The task: Extract the complete data exactly as given.

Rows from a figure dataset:
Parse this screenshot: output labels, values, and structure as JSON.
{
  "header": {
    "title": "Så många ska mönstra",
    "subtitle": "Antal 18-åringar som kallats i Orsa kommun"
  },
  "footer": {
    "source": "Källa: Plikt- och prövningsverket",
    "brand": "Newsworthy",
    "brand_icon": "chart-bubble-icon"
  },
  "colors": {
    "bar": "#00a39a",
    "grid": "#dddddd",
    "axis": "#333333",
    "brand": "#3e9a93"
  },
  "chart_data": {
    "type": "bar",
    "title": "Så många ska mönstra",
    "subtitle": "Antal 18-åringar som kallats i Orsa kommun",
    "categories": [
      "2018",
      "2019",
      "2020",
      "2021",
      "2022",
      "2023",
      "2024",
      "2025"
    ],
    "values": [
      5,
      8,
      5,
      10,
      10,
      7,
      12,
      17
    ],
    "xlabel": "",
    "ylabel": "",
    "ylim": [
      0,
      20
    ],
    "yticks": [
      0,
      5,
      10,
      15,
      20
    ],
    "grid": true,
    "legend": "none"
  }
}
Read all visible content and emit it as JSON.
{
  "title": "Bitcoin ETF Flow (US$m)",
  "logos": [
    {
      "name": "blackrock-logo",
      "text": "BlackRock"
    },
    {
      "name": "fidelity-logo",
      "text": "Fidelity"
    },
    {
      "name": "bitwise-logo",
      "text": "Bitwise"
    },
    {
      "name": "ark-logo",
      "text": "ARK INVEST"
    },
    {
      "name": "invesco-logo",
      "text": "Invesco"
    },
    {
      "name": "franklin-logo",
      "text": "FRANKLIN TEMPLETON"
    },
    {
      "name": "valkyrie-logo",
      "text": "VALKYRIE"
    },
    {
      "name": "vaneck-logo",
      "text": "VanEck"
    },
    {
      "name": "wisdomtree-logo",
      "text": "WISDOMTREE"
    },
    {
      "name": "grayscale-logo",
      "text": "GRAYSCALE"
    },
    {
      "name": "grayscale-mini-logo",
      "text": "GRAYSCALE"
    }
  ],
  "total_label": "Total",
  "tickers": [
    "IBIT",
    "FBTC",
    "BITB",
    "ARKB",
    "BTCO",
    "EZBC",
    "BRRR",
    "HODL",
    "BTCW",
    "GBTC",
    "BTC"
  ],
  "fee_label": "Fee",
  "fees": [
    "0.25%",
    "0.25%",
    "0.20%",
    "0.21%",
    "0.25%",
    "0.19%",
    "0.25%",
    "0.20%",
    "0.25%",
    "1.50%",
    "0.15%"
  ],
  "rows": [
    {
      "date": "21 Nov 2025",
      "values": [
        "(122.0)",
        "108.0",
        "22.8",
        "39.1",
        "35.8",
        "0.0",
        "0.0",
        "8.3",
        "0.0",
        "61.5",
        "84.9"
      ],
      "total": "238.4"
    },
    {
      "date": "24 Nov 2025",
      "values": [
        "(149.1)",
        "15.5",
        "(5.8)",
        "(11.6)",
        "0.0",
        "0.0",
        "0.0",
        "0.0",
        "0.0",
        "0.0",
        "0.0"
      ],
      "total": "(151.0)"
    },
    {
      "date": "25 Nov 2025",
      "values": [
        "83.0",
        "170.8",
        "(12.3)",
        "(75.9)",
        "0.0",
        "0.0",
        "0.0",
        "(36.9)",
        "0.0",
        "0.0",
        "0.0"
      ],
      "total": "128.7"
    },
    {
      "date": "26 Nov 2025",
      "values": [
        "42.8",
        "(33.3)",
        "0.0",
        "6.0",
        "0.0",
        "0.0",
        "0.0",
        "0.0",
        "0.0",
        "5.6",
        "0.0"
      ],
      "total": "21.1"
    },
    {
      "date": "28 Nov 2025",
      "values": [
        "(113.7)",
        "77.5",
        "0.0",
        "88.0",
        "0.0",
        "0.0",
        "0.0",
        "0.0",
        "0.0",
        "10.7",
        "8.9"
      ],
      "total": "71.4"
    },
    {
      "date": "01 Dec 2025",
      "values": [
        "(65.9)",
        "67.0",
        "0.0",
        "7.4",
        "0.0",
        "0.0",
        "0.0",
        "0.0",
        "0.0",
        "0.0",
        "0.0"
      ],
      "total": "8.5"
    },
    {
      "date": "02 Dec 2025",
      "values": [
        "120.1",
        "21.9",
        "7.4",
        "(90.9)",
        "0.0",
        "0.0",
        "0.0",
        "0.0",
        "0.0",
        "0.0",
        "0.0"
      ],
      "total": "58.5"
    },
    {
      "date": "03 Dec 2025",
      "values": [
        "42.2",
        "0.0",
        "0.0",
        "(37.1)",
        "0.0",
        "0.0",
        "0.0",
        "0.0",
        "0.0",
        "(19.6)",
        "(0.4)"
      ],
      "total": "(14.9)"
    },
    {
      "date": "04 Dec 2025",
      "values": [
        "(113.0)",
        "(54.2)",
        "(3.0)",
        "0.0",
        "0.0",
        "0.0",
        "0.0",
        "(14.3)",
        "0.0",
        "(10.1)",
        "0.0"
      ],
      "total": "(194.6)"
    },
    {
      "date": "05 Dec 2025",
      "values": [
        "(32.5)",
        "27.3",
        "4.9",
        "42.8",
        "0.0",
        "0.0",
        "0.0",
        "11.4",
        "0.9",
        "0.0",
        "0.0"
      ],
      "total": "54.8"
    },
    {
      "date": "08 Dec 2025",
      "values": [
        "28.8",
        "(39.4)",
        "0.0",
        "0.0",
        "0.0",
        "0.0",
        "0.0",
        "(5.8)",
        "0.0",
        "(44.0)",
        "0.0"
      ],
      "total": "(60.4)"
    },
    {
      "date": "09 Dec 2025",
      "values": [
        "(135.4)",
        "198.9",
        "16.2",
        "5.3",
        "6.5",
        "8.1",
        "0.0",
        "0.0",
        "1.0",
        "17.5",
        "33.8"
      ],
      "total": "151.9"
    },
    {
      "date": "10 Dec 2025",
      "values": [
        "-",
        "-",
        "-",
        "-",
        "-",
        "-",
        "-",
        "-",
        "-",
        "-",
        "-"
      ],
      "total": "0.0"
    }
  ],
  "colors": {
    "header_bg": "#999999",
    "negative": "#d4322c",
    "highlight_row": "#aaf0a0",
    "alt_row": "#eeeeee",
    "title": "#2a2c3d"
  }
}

The reply:
Parse this screenshot: output labels, values, and structure as JSON.
{
  "header": {
    "title": "Så många ska mönstra",
    "subtitle": "Antal 18-åringar som kallats i Orsa kommun"
  },
  "footer": {
    "source": "Källa: Plikt- och prövningsverket",
    "brand": "Newsworthy",
    "brand_icon": "chart-bubble-icon"
  },
  "colors": {
    "bar": "#00a39a",
    "grid": "#dddddd",
    "axis": "#333333",
    "brand": "#3e9a93"
  },
  "chart_data": {
    "type": "bar",
    "title": "Så många ska mönstra",
    "subtitle": "Antal 18-åringar som kallats i Orsa kommun",
    "categories": [
      "2018",
      "2019",
      "2020",
      "2021",
      "2022",
      "2023",
      "2024",
      "2025"
    ],
    "values": [
      5,
      8,
      5,
      10,
      10,
      7,
      12,
      17
    ],
    "xlabel": "",
    "ylabel": "",
    "ylim": [
      0,
      20
    ],
    "yticks": [
      0,
      5,
      10,
      15,
      20
    ],
    "grid": true,
    "legend": "none"
  }
}
Read all visible content and emit it as JSON.
{
  "title": "Bitcoin ETF Flow (US$m)",
  "logos": [
    {
      "name": "blackrock-logo",
      "text": "BlackRock"
    },
    {
      "name": "fidelity-logo",
      "text": "Fidelity"
    },
    {
      "name": "bitwise-logo",
      "text": "Bitwise"
    },
    {
      "name": "ark-logo",
      "text": "ARK INVEST"
    },
    {
      "name": "invesco-logo",
      "text": "Invesco"
    },
    {
      "name": "franklin-logo",
      "text": "FRANKLIN TEMPLETON"
    },
    {
      "name": "valkyrie-logo",
      "text": "VALKYRIE"
    },
    {
      "name": "vaneck-logo",
      "text": "VanEck"
    },
    {
      "name": "wisdomtree-logo",
      "text": "WISDOMTREE"
    },
    {
      "name": "grayscale-logo",
      "text": "GRAYSCALE"
    },
    {
      "name": "grayscale-mini-logo",
      "text": "GRAYSCALE"
    }
  ],
  "total_label": "Total",
  "tickers": [
    "IBIT",
    "FBTC",
    "BITB",
    "ARKB",
    "BTCO",
    "EZBC",
    "BRRR",
    "HODL",
    "BTCW",
    "GBTC",
    "BTC"
  ],
  "fee_label": "Fee",
  "fees": [
    "0.25%",
    "0.25%",
    "0.20%",
    "0.21%",
    "0.25%",
    "0.19%",
    "0.25%",
    "0.20%",
    "0.25%",
    "1.50%",
    "0.15%"
  ],
  "rows": [
    {
      "date": "21 Nov 2025",
      "values": [
        "(122.0)",
        "108.0",
        "22.8",
        "39.1",
        "35.8",
        "0.0",
        "0.0",
        "8.3",
        "0.0",
        "61.5",
        "84.9"
      ],
      "total": "238.4"
    },
    {
      "date": "24 Nov 2025",
      "values": [
        "(149.1)",
        "15.5",
        "(5.8)",
        "(11.6)",
        "0.0",
        "0.0",
        "0.0",
        "0.0",
        "0.0",
        "0.0",
        "0.0"
      ],
      "total": "(151.0)"
    },
    {
      "date": "25 Nov 2025",
      "values": [
        "83.0",
        "170.8",
        "(12.3)",
        "(75.9)",
        "0.0",
        "0.0",
        "0.0",
        "(36.9)",
        "0.0",
        "0.0",
        "0.0"
      ],
      "total": "128.7"
    },
    {
      "date": "26 Nov 2025",
      "values": [
        "42.8",
        "(33.3)",
        "0.0",
        "6.0",
        "0.0",
        "0.0",
        "0.0",
        "0.0",
        "0.0",
        "5.6",
        "0.0"
      ],
      "total": "21.1"
    },
    {
      "date": "28 Nov 2025",
      "values": [
        "(113.7)",
        "77.5",
        "0.0",
        "88.0",
        "0.0",
        "0.0",
        "0.0",
        "0.0",
        "0.0",
        "10.7",
        "8.9"
      ],
      "total": "71.4"
    },
    {
      "date": "01 Dec 2025",
      "values": [
        "(65.9)",
        "67.0",
        "0.0",
        "7.4",
        "0.0",
        "0.0",
        "0.0",
        "0.0",
        "0.0",
        "0.0",
        "0.0"
      ],
      "total": "8.5"
    },
    {
      "date": "02 Dec 2025",
      "values": [
        "120.1",
        "21.9",
        "7.4",
        "(90.9)",
        "0.0",
        "0.0",
        "0.0",
        "0.0",
        "0.0",
        "0.0",
        "0.0"
      ],
      "total": "58.5"
    },
    {
      "date": "03 Dec 2025",
      "values": [
        "42.2",
        "0.0",
        "0.0",
        "(37.1)",
        "0.0",
        "0.0",
        "0.0",
        "0.0",
        "0.0",
        "(19.6)",
        "(0.4)"
      ],
      "total": "(14.9)"
    },
    {
      "date": "04 Dec 2025",
      "values": [
        "(113.0)",
        "(54.2)",
        "(3.0)",
        "0.0",
        "0.0",
        "0.0",
        "0.0",
        "(14.3)",
        "0.0",
        "(10.1)",
        "0.0"
      ],
      "total": "(194.6)"
    },
    {
      "date": "05 Dec 2025",
      "values": [
        "(32.5)",
        "27.3",
        "4.9",
        "42.8",
        "0.0",
        "0.0",
        "0.0",
        "11.4",
        "0.9",
        "0.0",
        "0.0"
      ],
      "total": "54.8"
    },
    {
      "date": "08 Dec 2025",
      "values": [
        "28.8",
        "(39.4)",
        "0.0",
        "0.0",
        "0.0",
        "0.0",
        "0.0",
        "(5.8)",
        "0.0",
        "(44.0)",
        "0.0"
      ],
      "total": "(60.4)"
    },
    {
      "date": "09 Dec 2025",
      "values": [
        "(135.4)",
        "198.9",
        "16.2",
        "5.3",
        "6.5",
        "8.1",
        "0.0",
        "0.0",
        "1.0",
        "17.5",
        "33.8"
      ],
      "total": "151.9"
    },
    {
      "date": "10 Dec 2025",
      "values": [
        "-",
        "-",
        "-",
        "-",
        "-",
        "-",
        "-",
        "-",
        "-",
        "-",
        "-"
      ],
      "total": "0.0"
    }
  ],
  "colors": {
    "header_bg": "#999999",
    "negative": "#d4322c",
    "highlight_row": "#aaf0a0",
    "alt_row": "#eeeeee",
    "title": "#2a2c3d"
  }
}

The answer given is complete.